▼▼▼

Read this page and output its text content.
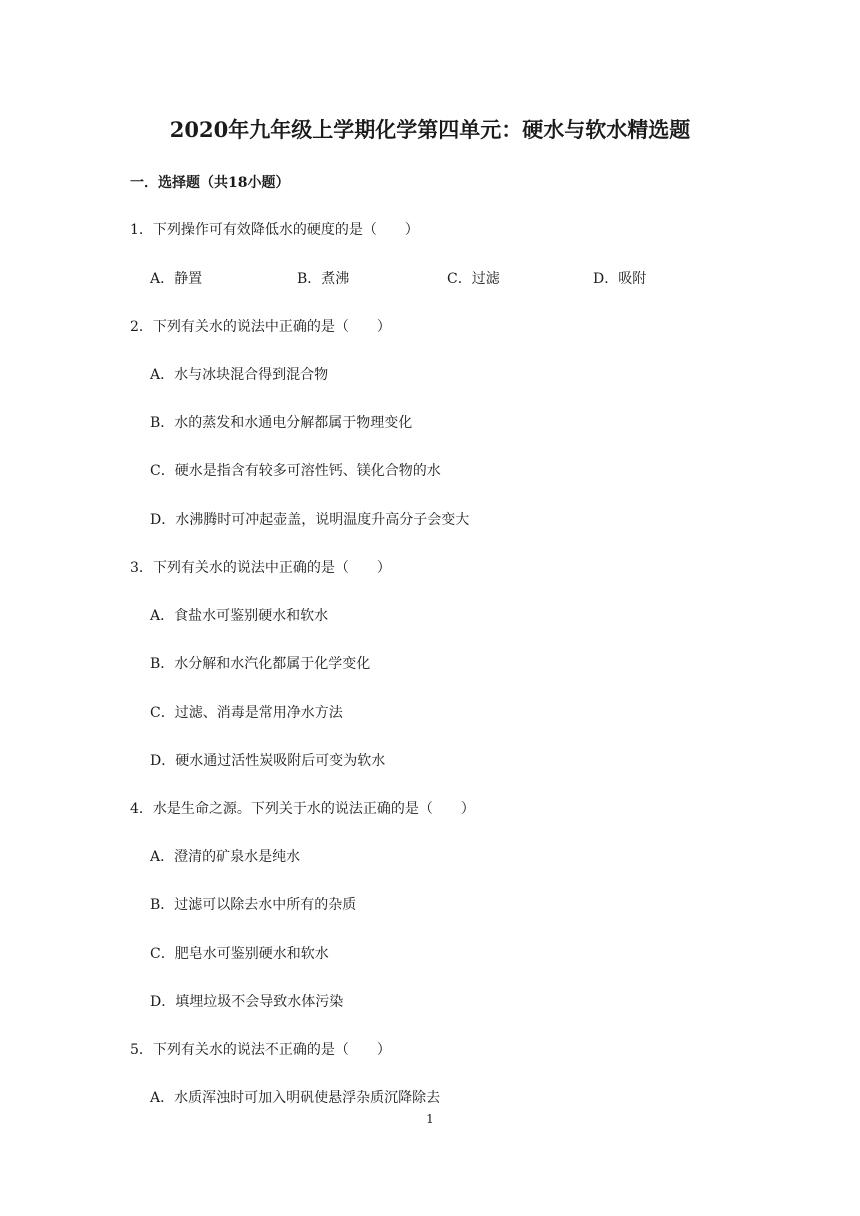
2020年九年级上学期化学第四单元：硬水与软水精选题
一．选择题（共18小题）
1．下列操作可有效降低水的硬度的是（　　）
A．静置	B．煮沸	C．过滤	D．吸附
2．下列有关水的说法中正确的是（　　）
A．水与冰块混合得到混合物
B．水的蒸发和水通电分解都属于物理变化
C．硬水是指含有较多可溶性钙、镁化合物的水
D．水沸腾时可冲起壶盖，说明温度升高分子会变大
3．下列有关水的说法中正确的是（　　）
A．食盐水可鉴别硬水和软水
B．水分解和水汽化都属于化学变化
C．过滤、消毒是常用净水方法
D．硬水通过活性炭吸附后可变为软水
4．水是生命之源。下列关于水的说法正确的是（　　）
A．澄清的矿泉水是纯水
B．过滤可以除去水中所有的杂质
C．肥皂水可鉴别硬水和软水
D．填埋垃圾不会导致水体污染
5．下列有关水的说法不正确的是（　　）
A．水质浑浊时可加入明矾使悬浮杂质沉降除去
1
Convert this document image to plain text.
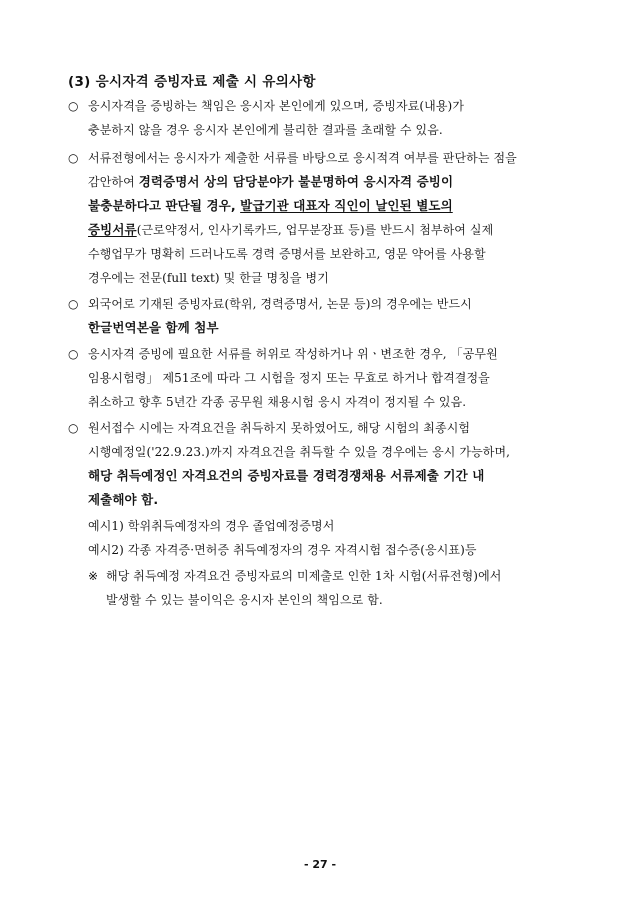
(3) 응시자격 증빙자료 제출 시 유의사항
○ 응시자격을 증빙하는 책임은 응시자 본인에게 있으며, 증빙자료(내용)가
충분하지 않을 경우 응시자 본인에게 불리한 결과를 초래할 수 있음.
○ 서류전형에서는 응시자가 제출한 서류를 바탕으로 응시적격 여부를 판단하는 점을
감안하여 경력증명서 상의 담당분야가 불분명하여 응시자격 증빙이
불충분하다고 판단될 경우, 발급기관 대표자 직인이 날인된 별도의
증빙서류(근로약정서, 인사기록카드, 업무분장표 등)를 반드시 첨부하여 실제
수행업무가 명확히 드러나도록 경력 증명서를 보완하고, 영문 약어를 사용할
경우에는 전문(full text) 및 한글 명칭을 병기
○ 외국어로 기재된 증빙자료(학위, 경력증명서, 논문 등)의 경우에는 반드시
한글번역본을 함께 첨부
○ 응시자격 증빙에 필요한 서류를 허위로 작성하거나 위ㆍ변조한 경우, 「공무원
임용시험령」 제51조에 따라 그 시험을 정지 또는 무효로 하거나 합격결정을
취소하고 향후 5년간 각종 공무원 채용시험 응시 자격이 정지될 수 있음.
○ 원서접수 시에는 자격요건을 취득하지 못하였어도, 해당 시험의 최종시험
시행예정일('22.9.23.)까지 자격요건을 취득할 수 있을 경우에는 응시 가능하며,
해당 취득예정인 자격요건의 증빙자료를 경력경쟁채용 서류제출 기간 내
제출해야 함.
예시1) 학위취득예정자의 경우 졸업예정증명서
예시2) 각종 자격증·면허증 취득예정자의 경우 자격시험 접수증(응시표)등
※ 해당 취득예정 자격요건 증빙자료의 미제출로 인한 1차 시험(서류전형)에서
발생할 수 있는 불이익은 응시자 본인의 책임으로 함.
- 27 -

▲▲▲

§ YOUR TASK
Will you set down the records word for word while leaving out every picture?

§ RESULT FOR THIS EXERCISE
Read this page and output its text content.
2020年九年级上学期化学第四单元：硬水与软水精选题
一．选择题（共18小题）
1．下列操作可有效降低水的硬度的是（　　）
A．静置	B．煮沸	C．过滤	D．吸附
2．下列有关水的说法中正确的是（　　）
A．水与冰块混合得到混合物
B．水的蒸发和水通电分解都属于物理变化
C．硬水是指含有较多可溶性钙、镁化合物的水
D．水沸腾时可冲起壶盖，说明温度升高分子会变大
3．下列有关水的说法中正确的是（　　）
A．食盐水可鉴别硬水和软水
B．水分解和水汽化都属于化学变化
C．过滤、消毒是常用净水方法
D．硬水通过活性炭吸附后可变为软水
4．水是生命之源。下列关于水的说法正确的是（　　）
A．澄清的矿泉水是纯水
B．过滤可以除去水中所有的杂质
C．肥皂水可鉴别硬水和软水
D．填埋垃圾不会导致水体污染
5．下列有关水的说法不正确的是（　　）
A．水质浑浊时可加入明矾使悬浮杂质沉降除去
1
Convert this document image to plain text.
(3) 응시자격 증빙자료 제출 시 유의사항
○ 응시자격을 증빙하는 책임은 응시자 본인에게 있으며, 증빙자료(내용)가
충분하지 않을 경우 응시자 본인에게 불리한 결과를 초래할 수 있음.
○ 서류전형에서는 응시자가 제출한 서류를 바탕으로 응시적격 여부를 판단하는 점을
감안하여 경력증명서 상의 담당분야가 불분명하여 응시자격 증빙이
불충분하다고 판단될 경우, 발급기관 대표자 직인이 날인된 별도의
증빙서류(근로약정서, 인사기록카드, 업무분장표 등)를 반드시 첨부하여 실제
수행업무가 명확히 드러나도록 경력 증명서를 보완하고, 영문 약어를 사용할
경우에는 전문(full text) 및 한글 명칭을 병기
○ 외국어로 기재된 증빙자료(학위, 경력증명서, 논문 등)의 경우에는 반드시
한글번역본을 함께 첨부
○ 응시자격 증빙에 필요한 서류를 허위로 작성하거나 위ㆍ변조한 경우, 「공무원
임용시험령」 제51조에 따라 그 시험을 정지 또는 무효로 하거나 합격결정을
취소하고 향후 5년간 각종 공무원 채용시험 응시 자격이 정지될 수 있음.
○ 원서접수 시에는 자격요건을 취득하지 못하였어도, 해당 시험의 최종시험
시행예정일('22.9.23.)까지 자격요건을 취득할 수 있을 경우에는 응시 가능하며,
해당 취득예정인 자격요건의 증빙자료를 경력경쟁채용 서류제출 기간 내
제출해야 함.
예시1) 학위취득예정자의 경우 졸업예정증명서
예시2) 각종 자격증·면허증 취득예정자의 경우 자격시험 접수증(응시표)등
※ 해당 취득예정 자격요건 증빙자료의 미제출로 인한 1차 시험(서류전형)에서
발생할 수 있는 불이익은 응시자 본인의 책임으로 함.
- 27 -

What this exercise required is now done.